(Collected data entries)
**********

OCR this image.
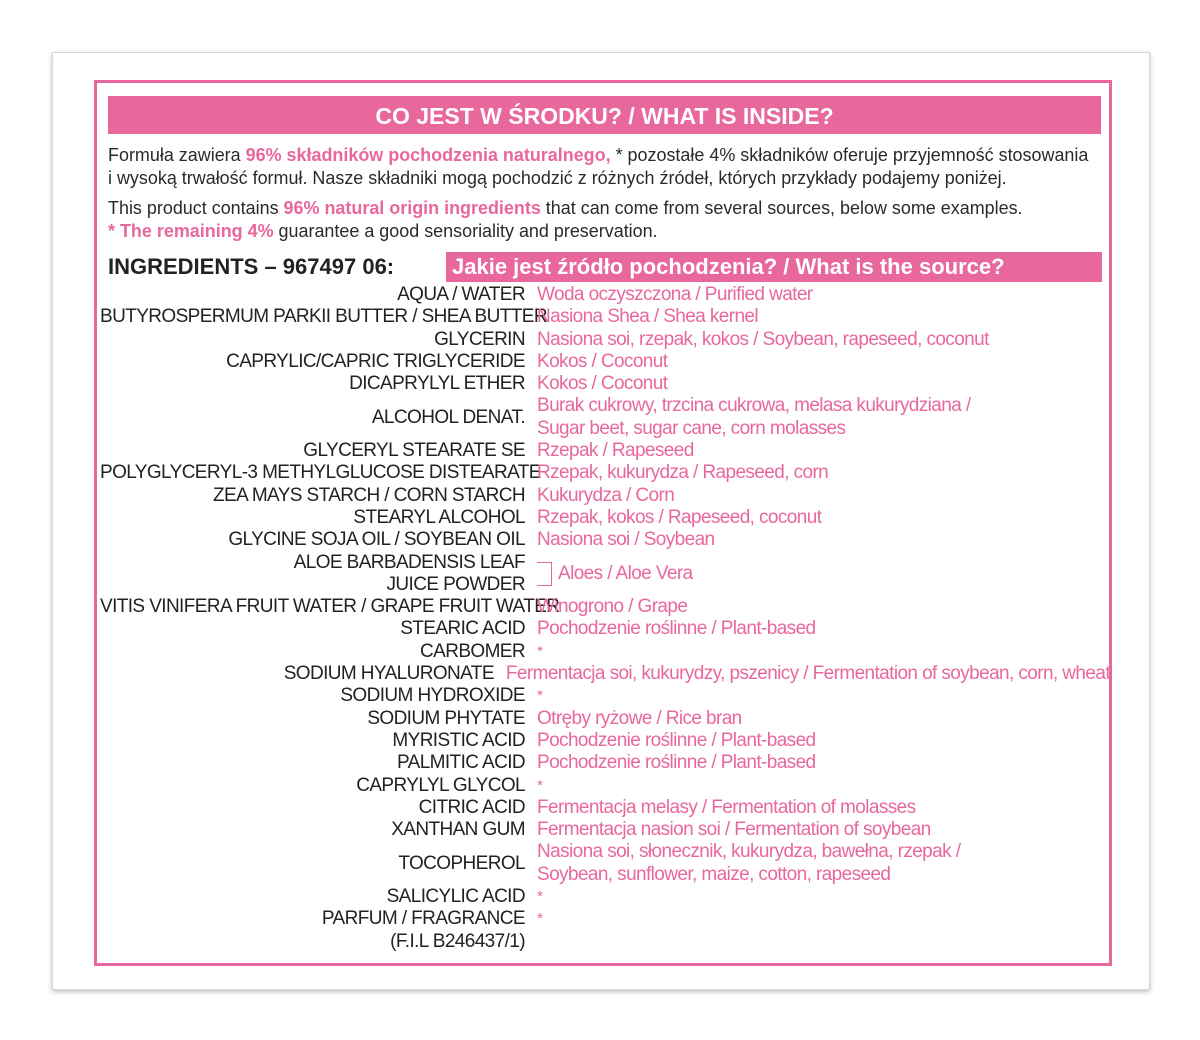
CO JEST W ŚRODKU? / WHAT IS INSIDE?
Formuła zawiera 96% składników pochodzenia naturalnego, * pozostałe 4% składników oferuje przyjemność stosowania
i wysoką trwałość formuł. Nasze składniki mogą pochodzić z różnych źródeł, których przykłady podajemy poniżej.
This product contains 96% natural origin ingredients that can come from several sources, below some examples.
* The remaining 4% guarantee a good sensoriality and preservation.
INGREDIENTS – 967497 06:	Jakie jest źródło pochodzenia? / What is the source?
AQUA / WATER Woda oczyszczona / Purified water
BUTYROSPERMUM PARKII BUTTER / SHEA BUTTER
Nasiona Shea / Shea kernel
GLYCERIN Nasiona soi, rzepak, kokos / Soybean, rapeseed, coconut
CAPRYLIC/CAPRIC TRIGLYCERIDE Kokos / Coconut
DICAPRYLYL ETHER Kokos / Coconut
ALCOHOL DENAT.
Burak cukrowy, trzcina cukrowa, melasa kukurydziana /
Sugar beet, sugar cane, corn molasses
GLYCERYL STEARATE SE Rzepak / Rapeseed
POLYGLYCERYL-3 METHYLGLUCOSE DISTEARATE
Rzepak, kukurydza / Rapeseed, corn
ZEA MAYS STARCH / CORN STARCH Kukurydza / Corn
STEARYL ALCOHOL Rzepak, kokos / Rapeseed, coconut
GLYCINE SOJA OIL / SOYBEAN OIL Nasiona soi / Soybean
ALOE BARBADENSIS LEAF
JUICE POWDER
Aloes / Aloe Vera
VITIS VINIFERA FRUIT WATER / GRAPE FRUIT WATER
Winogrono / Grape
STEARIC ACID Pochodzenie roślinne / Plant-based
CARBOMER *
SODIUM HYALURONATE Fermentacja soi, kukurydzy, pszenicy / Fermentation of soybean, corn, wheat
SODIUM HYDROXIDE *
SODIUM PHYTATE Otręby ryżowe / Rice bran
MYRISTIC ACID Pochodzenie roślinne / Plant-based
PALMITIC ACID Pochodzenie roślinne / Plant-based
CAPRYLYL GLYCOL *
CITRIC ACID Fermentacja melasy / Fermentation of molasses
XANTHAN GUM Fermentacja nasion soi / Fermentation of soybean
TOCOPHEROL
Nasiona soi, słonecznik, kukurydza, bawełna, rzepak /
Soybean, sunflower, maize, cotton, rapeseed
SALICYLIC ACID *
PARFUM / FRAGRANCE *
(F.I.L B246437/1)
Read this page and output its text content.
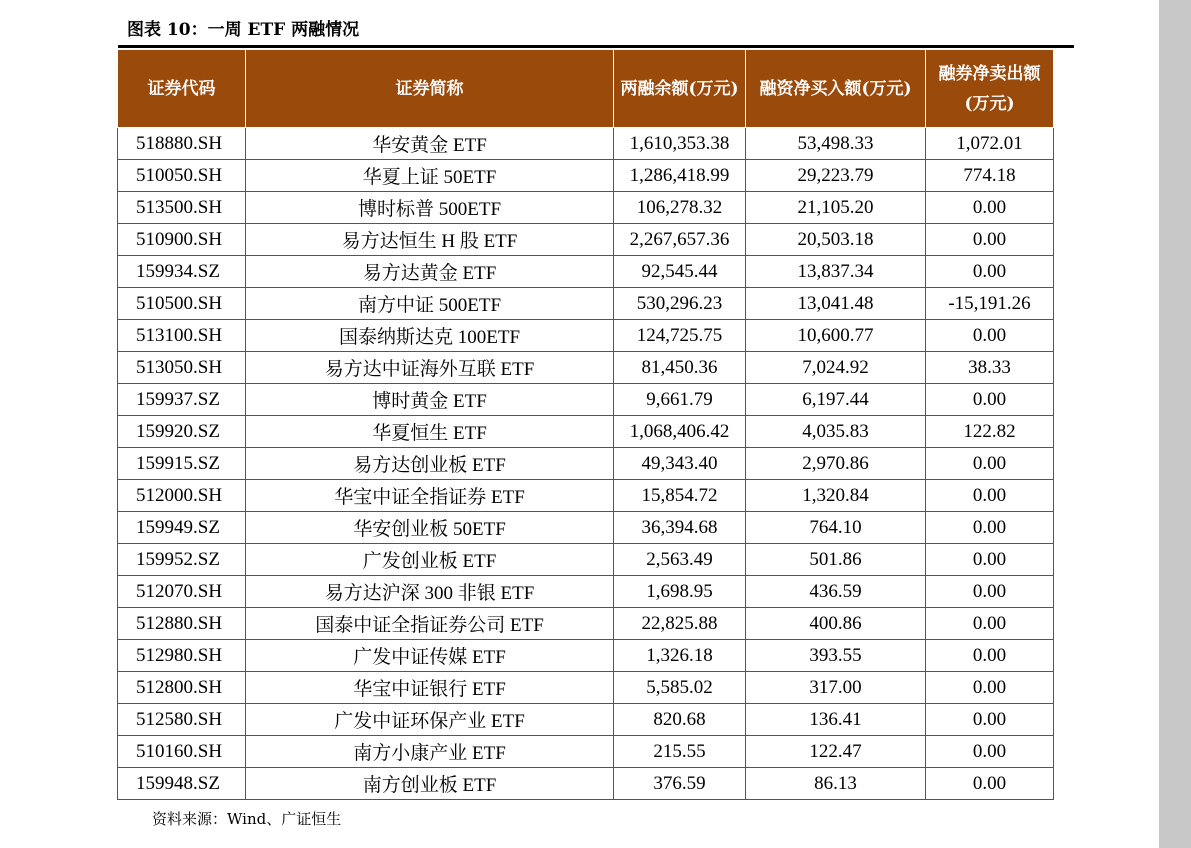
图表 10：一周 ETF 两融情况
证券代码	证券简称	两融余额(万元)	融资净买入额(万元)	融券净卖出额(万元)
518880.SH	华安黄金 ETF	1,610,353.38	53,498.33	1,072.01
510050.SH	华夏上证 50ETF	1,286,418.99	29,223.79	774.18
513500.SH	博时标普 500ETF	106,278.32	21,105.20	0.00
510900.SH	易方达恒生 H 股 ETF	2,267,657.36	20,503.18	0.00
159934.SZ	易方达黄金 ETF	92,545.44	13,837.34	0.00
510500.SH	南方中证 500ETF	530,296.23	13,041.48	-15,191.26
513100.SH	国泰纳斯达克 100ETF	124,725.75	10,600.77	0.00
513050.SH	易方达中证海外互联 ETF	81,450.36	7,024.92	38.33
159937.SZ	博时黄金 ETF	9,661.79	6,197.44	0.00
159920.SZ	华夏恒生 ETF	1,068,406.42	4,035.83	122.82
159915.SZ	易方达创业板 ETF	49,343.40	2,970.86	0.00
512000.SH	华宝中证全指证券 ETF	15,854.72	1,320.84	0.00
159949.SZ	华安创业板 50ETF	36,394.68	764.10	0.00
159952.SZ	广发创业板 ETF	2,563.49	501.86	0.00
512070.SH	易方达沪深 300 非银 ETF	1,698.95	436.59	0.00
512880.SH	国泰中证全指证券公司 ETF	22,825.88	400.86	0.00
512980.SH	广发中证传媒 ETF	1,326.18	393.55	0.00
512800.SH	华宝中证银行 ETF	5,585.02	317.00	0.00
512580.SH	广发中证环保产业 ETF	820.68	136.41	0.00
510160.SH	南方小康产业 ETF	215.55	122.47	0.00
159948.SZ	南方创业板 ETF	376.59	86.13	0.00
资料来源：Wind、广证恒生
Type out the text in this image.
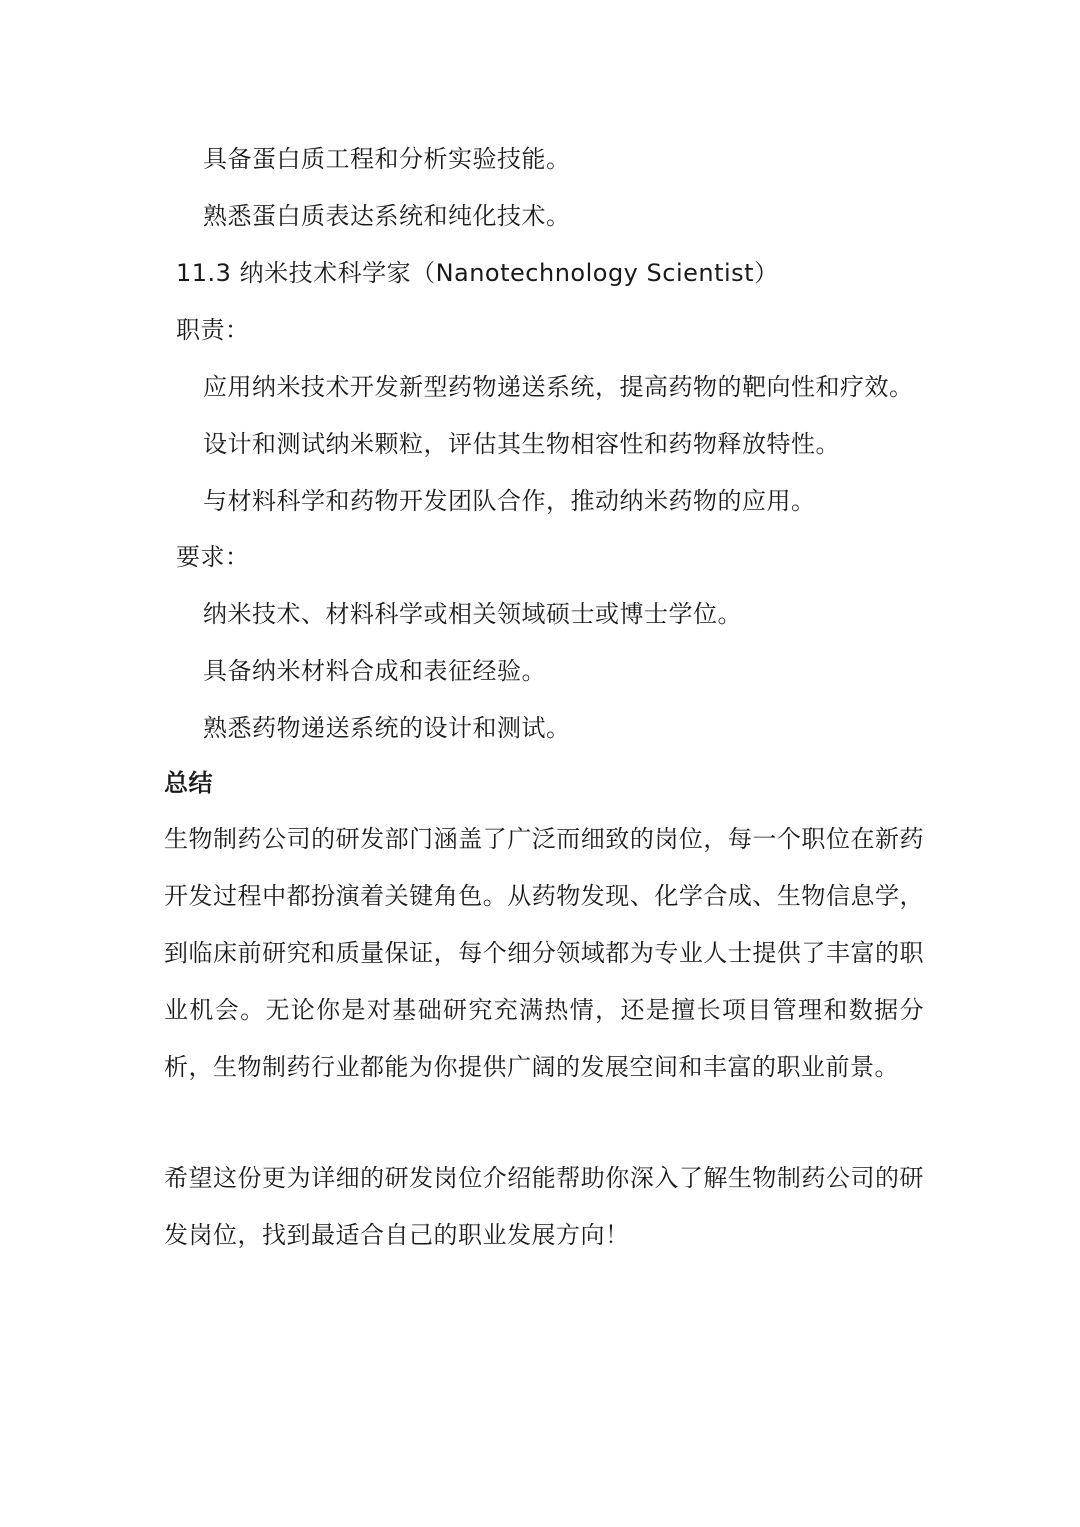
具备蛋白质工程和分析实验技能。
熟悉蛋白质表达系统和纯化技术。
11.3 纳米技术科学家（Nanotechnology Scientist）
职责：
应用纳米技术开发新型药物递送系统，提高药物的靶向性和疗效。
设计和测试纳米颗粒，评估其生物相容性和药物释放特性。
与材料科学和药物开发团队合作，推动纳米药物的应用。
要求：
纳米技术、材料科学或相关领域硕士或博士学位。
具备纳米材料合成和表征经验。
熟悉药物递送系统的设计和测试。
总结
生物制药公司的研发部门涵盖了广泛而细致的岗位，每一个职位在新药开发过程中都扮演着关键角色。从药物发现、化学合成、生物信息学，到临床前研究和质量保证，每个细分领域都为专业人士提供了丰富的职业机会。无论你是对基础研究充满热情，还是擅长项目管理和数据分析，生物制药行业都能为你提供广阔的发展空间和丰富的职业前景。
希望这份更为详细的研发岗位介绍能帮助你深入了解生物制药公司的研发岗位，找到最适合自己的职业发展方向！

**********

* [Task statement] Copy every line of the listing that contains the word "image".

* [Result for this task]
OCR this image.
Type out the text in this image.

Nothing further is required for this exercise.